Data entries:
>>

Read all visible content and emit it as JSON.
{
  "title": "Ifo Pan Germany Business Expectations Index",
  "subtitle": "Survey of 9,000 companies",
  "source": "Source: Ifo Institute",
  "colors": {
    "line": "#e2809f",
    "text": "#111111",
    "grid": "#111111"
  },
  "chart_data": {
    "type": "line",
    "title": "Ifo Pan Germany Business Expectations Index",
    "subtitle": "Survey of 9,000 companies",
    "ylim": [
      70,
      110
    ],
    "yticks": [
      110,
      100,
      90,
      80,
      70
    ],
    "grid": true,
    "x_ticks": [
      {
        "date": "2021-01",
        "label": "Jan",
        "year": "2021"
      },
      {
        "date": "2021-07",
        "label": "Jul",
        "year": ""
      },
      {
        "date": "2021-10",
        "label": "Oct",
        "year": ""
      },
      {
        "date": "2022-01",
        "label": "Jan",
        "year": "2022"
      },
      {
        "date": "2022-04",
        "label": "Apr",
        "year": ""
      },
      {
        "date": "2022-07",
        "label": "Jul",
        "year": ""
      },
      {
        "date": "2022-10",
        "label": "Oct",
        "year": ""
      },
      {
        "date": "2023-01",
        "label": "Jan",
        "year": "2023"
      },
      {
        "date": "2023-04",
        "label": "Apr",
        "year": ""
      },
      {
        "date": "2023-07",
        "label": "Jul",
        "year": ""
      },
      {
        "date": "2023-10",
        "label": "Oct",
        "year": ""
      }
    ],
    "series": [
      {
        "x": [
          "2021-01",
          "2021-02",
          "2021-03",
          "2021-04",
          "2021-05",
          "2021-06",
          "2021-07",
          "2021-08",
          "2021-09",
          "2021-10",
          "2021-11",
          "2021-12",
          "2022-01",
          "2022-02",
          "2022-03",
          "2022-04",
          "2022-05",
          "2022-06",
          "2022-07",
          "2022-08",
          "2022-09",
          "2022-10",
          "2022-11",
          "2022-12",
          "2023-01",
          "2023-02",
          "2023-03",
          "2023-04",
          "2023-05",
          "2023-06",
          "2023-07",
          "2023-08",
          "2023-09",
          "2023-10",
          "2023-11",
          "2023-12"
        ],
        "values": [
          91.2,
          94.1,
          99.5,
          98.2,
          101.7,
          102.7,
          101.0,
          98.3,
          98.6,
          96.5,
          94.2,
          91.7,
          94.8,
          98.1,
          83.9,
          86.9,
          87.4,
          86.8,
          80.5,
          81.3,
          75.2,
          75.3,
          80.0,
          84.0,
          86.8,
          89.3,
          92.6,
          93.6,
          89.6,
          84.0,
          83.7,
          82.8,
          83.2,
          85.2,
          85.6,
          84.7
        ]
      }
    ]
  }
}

<<

The exercise:
All of the records must be retyped exactly as they are.

Completed task:
Read all visible content and emit it as JSON.
{
  "title": "Ifo Pan Germany Business Expectations Index",
  "subtitle": "Survey of 9,000 companies",
  "source": "Source: Ifo Institute",
  "colors": {
    "line": "#e2809f",
    "text": "#111111",
    "grid": "#111111"
  },
  "chart_data": {
    "type": "line",
    "title": "Ifo Pan Germany Business Expectations Index",
    "subtitle": "Survey of 9,000 companies",
    "ylim": [
      70,
      110
    ],
    "yticks": [
      110,
      100,
      90,
      80,
      70
    ],
    "grid": true,
    "x_ticks": [
      {
        "date": "2021-01",
        "label": "Jan",
        "year": "2021"
      },
      {
        "date": "2021-07",
        "label": "Jul",
        "year": ""
      },
      {
        "date": "2021-10",
        "label": "Oct",
        "year": ""
      },
      {
        "date": "2022-01",
        "label": "Jan",
        "year": "2022"
      },
      {
        "date": "2022-04",
        "label": "Apr",
        "year": ""
      },
      {
        "date": "2022-07",
        "label": "Jul",
        "year": ""
      },
      {
        "date": "2022-10",
        "label": "Oct",
        "year": ""
      },
      {
        "date": "2023-01",
        "label": "Jan",
        "year": "2023"
      },
      {
        "date": "2023-04",
        "label": "Apr",
        "year": ""
      },
      {
        "date": "2023-07",
        "label": "Jul",
        "year": ""
      },
      {
        "date": "2023-10",
        "label": "Oct",
        "year": ""
      }
    ],
    "series": [
      {
        "x": [
          "2021-01",
          "2021-02",
          "2021-03",
          "2021-04",
          "2021-05",
          "2021-06",
          "2021-07",
          "2021-08",
          "2021-09",
          "2021-10",
          "2021-11",
          "2021-12",
          "2022-01",
          "2022-02",
          "2022-03",
          "2022-04",
          "2022-05",
          "2022-06",
          "2022-07",
          "2022-08",
          "2022-09",
          "2022-10",
          "2022-11",
          "2022-12",
          "2023-01",
          "2023-02",
          "2023-03",
          "2023-04",
          "2023-05",
          "2023-06",
          "2023-07",
          "2023-08",
          "2023-09",
          "2023-10",
          "2023-11",
          "2023-12"
        ],
        "values": [
          91.2,
          94.1,
          99.5,
          98.2,
          101.7,
          102.7,
          101.0,
          98.3,
          98.6,
          96.5,
          94.2,
          91.7,
          94.8,
          98.1,
          83.9,
          86.9,
          87.4,
          86.8,
          80.5,
          81.3,
          75.2,
          75.3,
          80.0,
          84.0,
          86.8,
          89.3,
          92.6,
          93.6,
          89.6,
          84.0,
          83.7,
          82.8,
          83.2,
          85.2,
          85.6,
          84.7
        ]
      }
    ]
  }
}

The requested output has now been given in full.